= DESCRIPTION OF THE TASK =
Only the pictures are left out: repeat the rest of the entries exactly.

Entries from a visual dataset
______

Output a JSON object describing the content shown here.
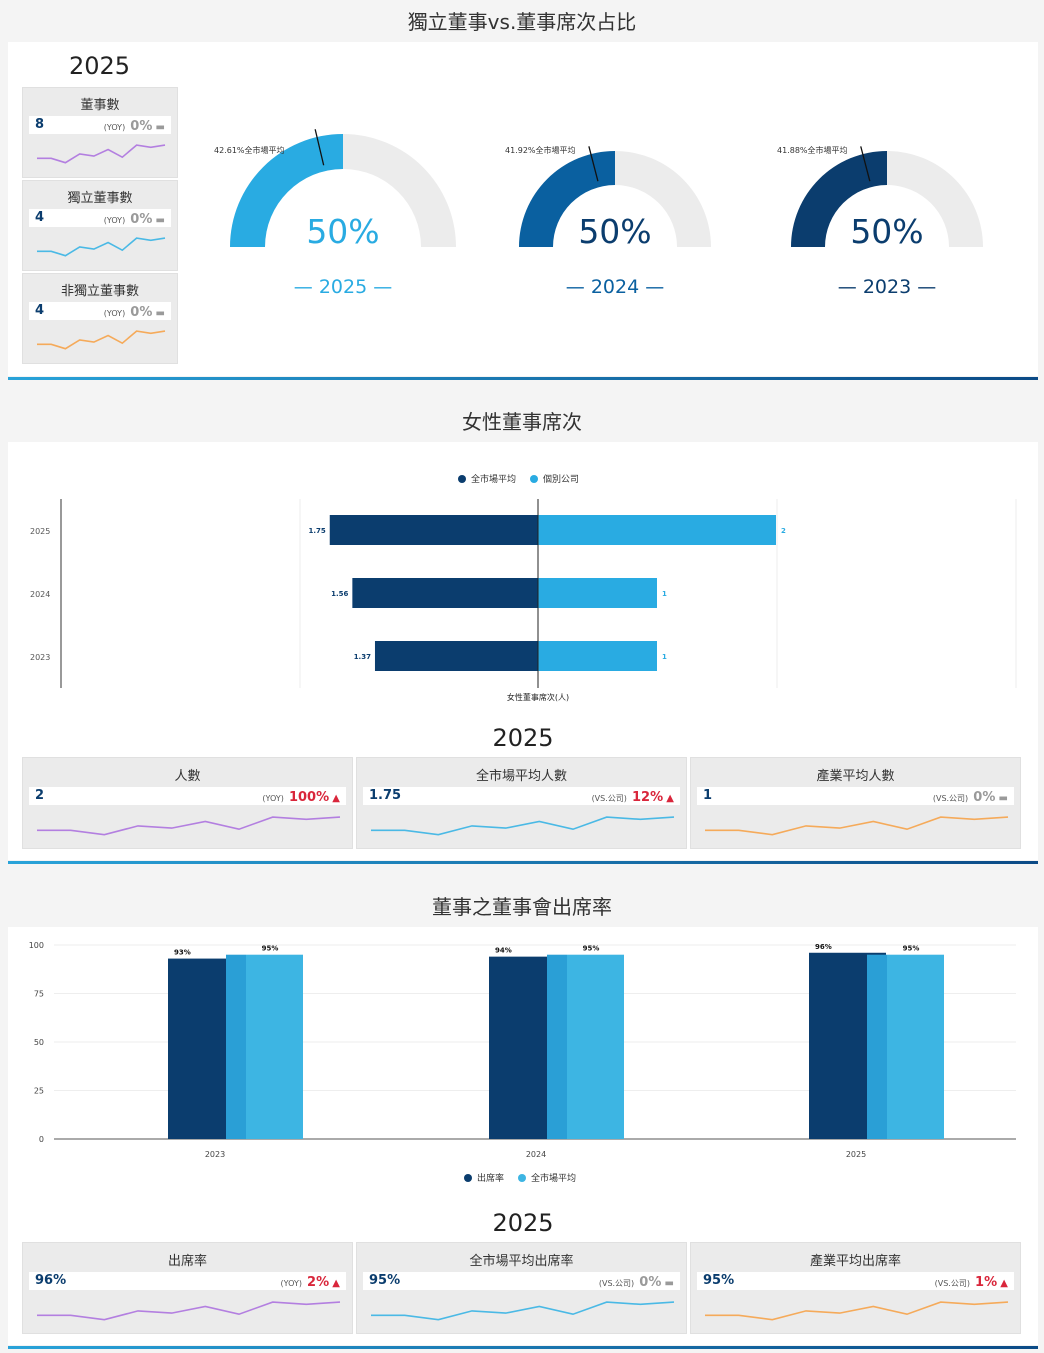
{
  "colors": {
    "dark_navy": "#0b3d6e",
    "mid_blue": "#0a60a0",
    "light_blue": "#29abe2",
    "bar_light": "#3db5e3",
    "gauge_rest": "#ececec",
    "purple": "#b37fe0",
    "cyan": "#4ab9e5",
    "orange": "#f5aa5a",
    "red": "#d9263b",
    "grey": "#9a9a9a"
  },
  "section1": {
    "title": "獨立董事vs.董事席次占比",
    "year": "2025",
    "cards": [
      {
        "title": "董事數",
        "value": "8",
        "change_label": "(YOY)",
        "change": "0%",
        "trend": "flat",
        "spark_color": "purple"
      },
      {
        "title": "獨立董事數",
        "value": "4",
        "change_label": "(YOY)",
        "change": "0%",
        "trend": "flat",
        "spark_color": "cyan"
      },
      {
        "title": "非獨立董事數",
        "value": "4",
        "change_label": "(YOY)",
        "change": "0%",
        "trend": "flat",
        "spark_color": "orange"
      }
    ],
    "gauges": [
      {
        "year_label": "— 2025 —",
        "value_label": "50%",
        "value": 50,
        "avg_label": "42.61%全市場平均",
        "avg": 42.61,
        "color": "#29abe2"
      },
      {
        "year_label": "— 2024 —",
        "value_label": "50%",
        "value": 50,
        "avg_label": "41.92%全市場平均",
        "avg": 41.92,
        "color": "#0a60a0"
      },
      {
        "year_label": "— 2023 —",
        "value_label": "50%",
        "value": 50,
        "avg_label": "41.88%全市場平均",
        "avg": 41.88,
        "color": "#0b3d6e"
      }
    ]
  },
  "section2": {
    "title": "女性董事席次",
    "year": "2025",
    "cards": [
      {
        "title": "人數",
        "value": "2",
        "change_label": "(YOY)",
        "change": "100%",
        "trend": "up",
        "spark_color": "purple"
      },
      {
        "title": "全市場平均人數",
        "value": "1.75",
        "change_label": "(VS.公司)",
        "change": "12%",
        "trend": "up",
        "spark_color": "cyan"
      },
      {
        "title": "產業平均人數",
        "value": "1",
        "change_label": "(VS.公司)",
        "change": "0%",
        "trend": "flat",
        "spark_color": "orange"
      }
    ]
  },
  "section3": {
    "title": "董事之董事會出席率",
    "year": "2025",
    "cards": [
      {
        "title": "出席率",
        "value": "96%",
        "change_label": "(YOY)",
        "change": "2%",
        "trend": "up",
        "spark_color": "purple"
      },
      {
        "title": "全市場平均出席率",
        "value": "95%",
        "change_label": "(VS.公司)",
        "change": "0%",
        "trend": "flat",
        "spark_color": "cyan"
      },
      {
        "title": "產業平均出席率",
        "value": "95%",
        "change_label": "(VS.公司)",
        "change": "1%",
        "trend": "up",
        "spark_color": "orange"
      }
    ]
  },
  "chart_data": [
    {
      "type": "bar",
      "orientation": "horizontal-diverging",
      "categories": [
        "2025",
        "2024",
        "2023"
      ],
      "series": [
        {
          "name": "全市場平均",
          "values": [
            1.75,
            1.56,
            1.37
          ],
          "labels": [
            "1.75",
            "1.56",
            "1.37"
          ],
          "color": "#0b3d6e"
        },
        {
          "name": "個別公司",
          "values": [
            2,
            1,
            1
          ],
          "labels": [
            "2",
            "1",
            "1"
          ],
          "color": "#29abe2"
        }
      ],
      "xlabel": "女性董事席次(人)",
      "legend": "top-center",
      "grid": true
    },
    {
      "type": "bar",
      "categories": [
        "2023",
        "2024",
        "2025"
      ],
      "series": [
        {
          "name": "出席率",
          "values": [
            93,
            94,
            96
          ],
          "labels": [
            "93%",
            "94%",
            "96%"
          ],
          "color": "#0b3d6e"
        },
        {
          "name": "全市場平均",
          "values": [
            95,
            95,
            95
          ],
          "labels": [
            "95%",
            "95%",
            "95%"
          ],
          "color": "#3db5e3"
        }
      ],
      "yticks": [
        "0",
        "25",
        "50",
        "75",
        "100"
      ],
      "ylim": [
        0,
        100
      ],
      "legend": "bottom-center",
      "grid": true
    }
  ]
}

______

= RESPONSE TO THE TASK =
Output a JSON object describing the content shown here.
{
  "colors": {
    "dark_navy": "#0b3d6e",
    "mid_blue": "#0a60a0",
    "light_blue": "#29abe2",
    "bar_light": "#3db5e3",
    "gauge_rest": "#ececec",
    "purple": "#b37fe0",
    "cyan": "#4ab9e5",
    "orange": "#f5aa5a",
    "red": "#d9263b",
    "grey": "#9a9a9a"
  },
  "section1": {
    "title": "獨立董事vs.董事席次占比",
    "year": "2025",
    "cards": [
      {
        "title": "董事數",
        "value": "8",
        "change_label": "(YOY)",
        "change": "0%",
        "trend": "flat",
        "spark_color": "purple"
      },
      {
        "title": "獨立董事數",
        "value": "4",
        "change_label": "(YOY)",
        "change": "0%",
        "trend": "flat",
        "spark_color": "cyan"
      },
      {
        "title": "非獨立董事數",
        "value": "4",
        "change_label": "(YOY)",
        "change": "0%",
        "trend": "flat",
        "spark_color": "orange"
      }
    ],
    "gauges": [
      {
        "year_label": "— 2025 —",
        "value_label": "50%",
        "value": 50,
        "avg_label": "42.61%全市場平均",
        "avg": 42.61,
        "color": "#29abe2"
      },
      {
        "year_label": "— 2024 —",
        "value_label": "50%",
        "value": 50,
        "avg_label": "41.92%全市場平均",
        "avg": 41.92,
        "color": "#0a60a0"
      },
      {
        "year_label": "— 2023 —",
        "value_label": "50%",
        "value": 50,
        "avg_label": "41.88%全市場平均",
        "avg": 41.88,
        "color": "#0b3d6e"
      }
    ]
  },
  "section2": {
    "title": "女性董事席次",
    "year": "2025",
    "cards": [
      {
        "title": "人數",
        "value": "2",
        "change_label": "(YOY)",
        "change": "100%",
        "trend": "up",
        "spark_color": "purple"
      },
      {
        "title": "全市場平均人數",
        "value": "1.75",
        "change_label": "(VS.公司)",
        "change": "12%",
        "trend": "up",
        "spark_color": "cyan"
      },
      {
        "title": "產業平均人數",
        "value": "1",
        "change_label": "(VS.公司)",
        "change": "0%",
        "trend": "flat",
        "spark_color": "orange"
      }
    ]
  },
  "section3": {
    "title": "董事之董事會出席率",
    "year": "2025",
    "cards": [
      {
        "title": "出席率",
        "value": "96%",
        "change_label": "(YOY)",
        "change": "2%",
        "trend": "up",
        "spark_color": "purple"
      },
      {
        "title": "全市場平均出席率",
        "value": "95%",
        "change_label": "(VS.公司)",
        "change": "0%",
        "trend": "flat",
        "spark_color": "cyan"
      },
      {
        "title": "產業平均出席率",
        "value": "95%",
        "change_label": "(VS.公司)",
        "change": "1%",
        "trend": "up",
        "spark_color": "orange"
      }
    ]
  },
  "chart_data": [
    {
      "type": "bar",
      "orientation": "horizontal-diverging",
      "categories": [
        "2025",
        "2024",
        "2023"
      ],
      "series": [
        {
          "name": "全市場平均",
          "values": [
            1.75,
            1.56,
            1.37
          ],
          "labels": [
            "1.75",
            "1.56",
            "1.37"
          ],
          "color": "#0b3d6e"
        },
        {
          "name": "個別公司",
          "values": [
            2,
            1,
            1
          ],
          "labels": [
            "2",
            "1",
            "1"
          ],
          "color": "#29abe2"
        }
      ],
      "xlabel": "女性董事席次(人)",
      "legend": "top-center",
      "grid": true
    },
    {
      "type": "bar",
      "categories": [
        "2023",
        "2024",
        "2025"
      ],
      "series": [
        {
          "name": "出席率",
          "values": [
            93,
            94,
            96
          ],
          "labels": [
            "93%",
            "94%",
            "96%"
          ],
          "color": "#0b3d6e"
        },
        {
          "name": "全市場平均",
          "values": [
            95,
            95,
            95
          ],
          "labels": [
            "95%",
            "95%",
            "95%"
          ],
          "color": "#3db5e3"
        }
      ],
      "yticks": [
        "0",
        "25",
        "50",
        "75",
        "100"
      ],
      "ylim": [
        0,
        100
      ],
      "legend": "bottom-center",
      "grid": true
    }
  ]
}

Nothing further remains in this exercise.